• **Exercise instructions**: In the listing below, how many lines contain the word "shredded"? Please respond with the number only.

• **Raw data**:

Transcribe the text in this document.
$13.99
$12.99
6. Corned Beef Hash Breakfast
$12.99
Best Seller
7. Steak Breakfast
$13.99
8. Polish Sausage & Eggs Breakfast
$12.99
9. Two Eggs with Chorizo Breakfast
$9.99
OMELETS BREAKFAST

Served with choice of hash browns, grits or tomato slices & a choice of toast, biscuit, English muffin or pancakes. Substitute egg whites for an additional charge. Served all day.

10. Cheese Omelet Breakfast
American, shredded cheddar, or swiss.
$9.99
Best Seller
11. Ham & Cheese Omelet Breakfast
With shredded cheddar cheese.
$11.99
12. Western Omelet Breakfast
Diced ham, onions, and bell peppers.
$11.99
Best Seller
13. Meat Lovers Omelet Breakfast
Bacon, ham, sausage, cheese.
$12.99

• **Solution**: 2